** Excerpted records **
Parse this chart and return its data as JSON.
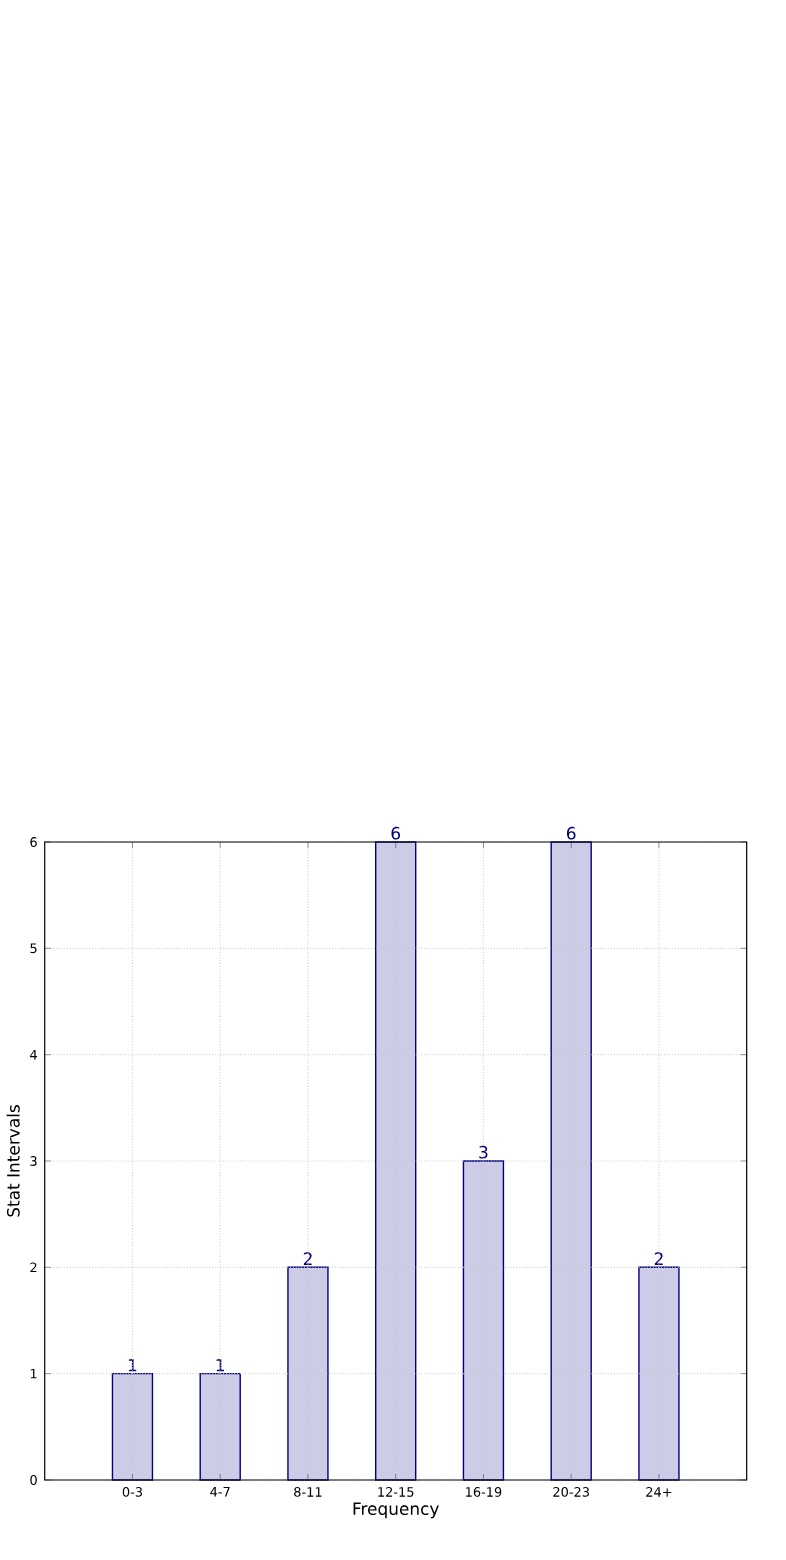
{
  "chart_data": {
    "type": "bar",
    "xlabel": "Frequency",
    "ylabel": "Stat Intervals",
    "categories": [
      "0-3",
      "4-7",
      "8-11",
      "12-15",
      "16-19",
      "20-23",
      "24+"
    ],
    "values": [
      1,
      1,
      2,
      6,
      3,
      6,
      2
    ],
    "color": "#000080",
    "ylim": [
      0,
      6
    ],
    "yticks": [
      0,
      1,
      2,
      3,
      4,
      5,
      6
    ],
    "grid": true,
    "data_labels": true
  }
}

** Exercise instructions **
Reproduce each record above by retyping it exactly; omit all images.

** Worked answer **
Parse this chart and return its data as JSON.
{
  "chart_data": {
    "type": "bar",
    "xlabel": "Frequency",
    "ylabel": "Stat Intervals",
    "categories": [
      "0-3",
      "4-7",
      "8-11",
      "12-15",
      "16-19",
      "20-23",
      "24+"
    ],
    "values": [
      1,
      1,
      2,
      6,
      3,
      6,
      2
    ],
    "color": "#000080",
    "ylim": [
      0,
      6
    ],
    "yticks": [
      0,
      1,
      2,
      3,
      4,
      5,
      6
    ],
    "grid": true,
    "data_labels": true
  }
}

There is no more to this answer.